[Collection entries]
___
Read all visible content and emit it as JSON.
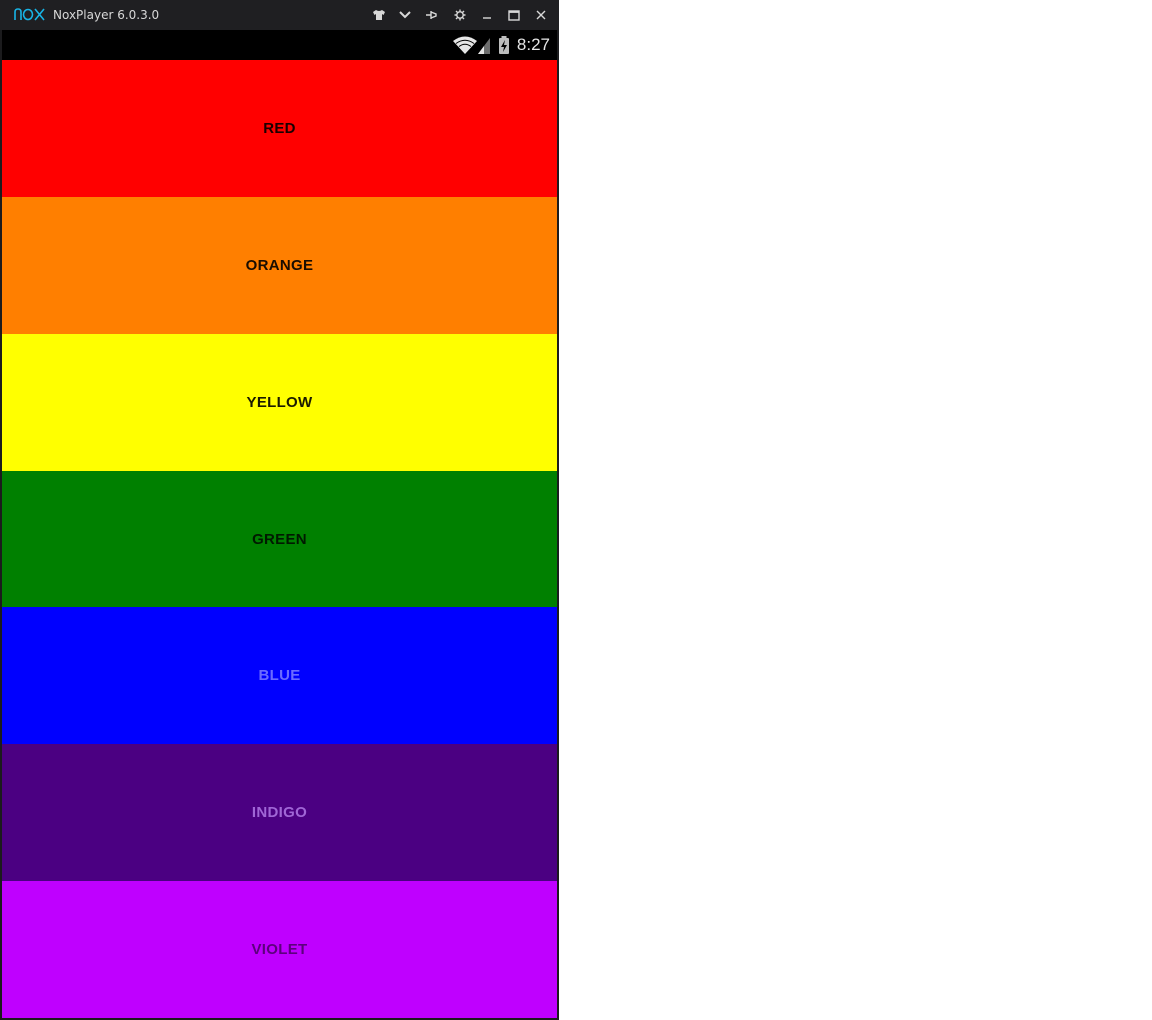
{
  "window": {
    "title": "NoxPlayer 6.0.3.0",
    "logo_icon": "nox-logo-icon",
    "controls": [
      {
        "name": "skin-button",
        "icon": "tshirt-icon"
      },
      {
        "name": "menu-button",
        "icon": "chevron-down-icon"
      },
      {
        "name": "pin-button",
        "icon": "pin-icon"
      },
      {
        "name": "settings-button",
        "icon": "gear-icon"
      },
      {
        "name": "minimize-button",
        "icon": "minimize-icon"
      },
      {
        "name": "maximize-button",
        "icon": "maximize-icon"
      },
      {
        "name": "close-button",
        "icon": "close-icon"
      }
    ]
  },
  "statusbar": {
    "time": "8:27",
    "icons": [
      "wifi-icon",
      "signal-icon",
      "battery-charging-icon"
    ]
  },
  "bands": [
    {
      "label": "RED",
      "bg": "#ff0000",
      "fg": "#1a0000"
    },
    {
      "label": "ORANGE",
      "bg": "#ff7f00",
      "fg": "#1a0d00"
    },
    {
      "label": "YELLOW",
      "bg": "#ffff00",
      "fg": "#1a1a00"
    },
    {
      "label": "GREEN",
      "bg": "#008000",
      "fg": "#001a00"
    },
    {
      "label": "BLUE",
      "bg": "#0000ff",
      "fg": "#6b6bff"
    },
    {
      "label": "INDIGO",
      "bg": "#4b0082",
      "fg": "#a066d6"
    },
    {
      "label": "VIOLET",
      "bg": "#bf00ff",
      "fg": "#5c007d"
    }
  ]
}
___
**PROMPT**
Leave the pictures out and write out every entry exactly as given.

**FINAL ANSWER**
Read all visible content and emit it as JSON.
{
  "window": {
    "title": "NoxPlayer 6.0.3.0",
    "logo_icon": "nox-logo-icon",
    "controls": [
      {
        "name": "skin-button",
        "icon": "tshirt-icon"
      },
      {
        "name": "menu-button",
        "icon": "chevron-down-icon"
      },
      {
        "name": "pin-button",
        "icon": "pin-icon"
      },
      {
        "name": "settings-button",
        "icon": "gear-icon"
      },
      {
        "name": "minimize-button",
        "icon": "minimize-icon"
      },
      {
        "name": "maximize-button",
        "icon": "maximize-icon"
      },
      {
        "name": "close-button",
        "icon": "close-icon"
      }
    ]
  },
  "statusbar": {
    "time": "8:27",
    "icons": [
      "wifi-icon",
      "signal-icon",
      "battery-charging-icon"
    ]
  },
  "bands": [
    {
      "label": "RED",
      "bg": "#ff0000",
      "fg": "#1a0000"
    },
    {
      "label": "ORANGE",
      "bg": "#ff7f00",
      "fg": "#1a0d00"
    },
    {
      "label": "YELLOW",
      "bg": "#ffff00",
      "fg": "#1a1a00"
    },
    {
      "label": "GREEN",
      "bg": "#008000",
      "fg": "#001a00"
    },
    {
      "label": "BLUE",
      "bg": "#0000ff",
      "fg": "#6b6bff"
    },
    {
      "label": "INDIGO",
      "bg": "#4b0082",
      "fg": "#a066d6"
    },
    {
      "label": "VIOLET",
      "bg": "#bf00ff",
      "fg": "#5c007d"
    }
  ]
}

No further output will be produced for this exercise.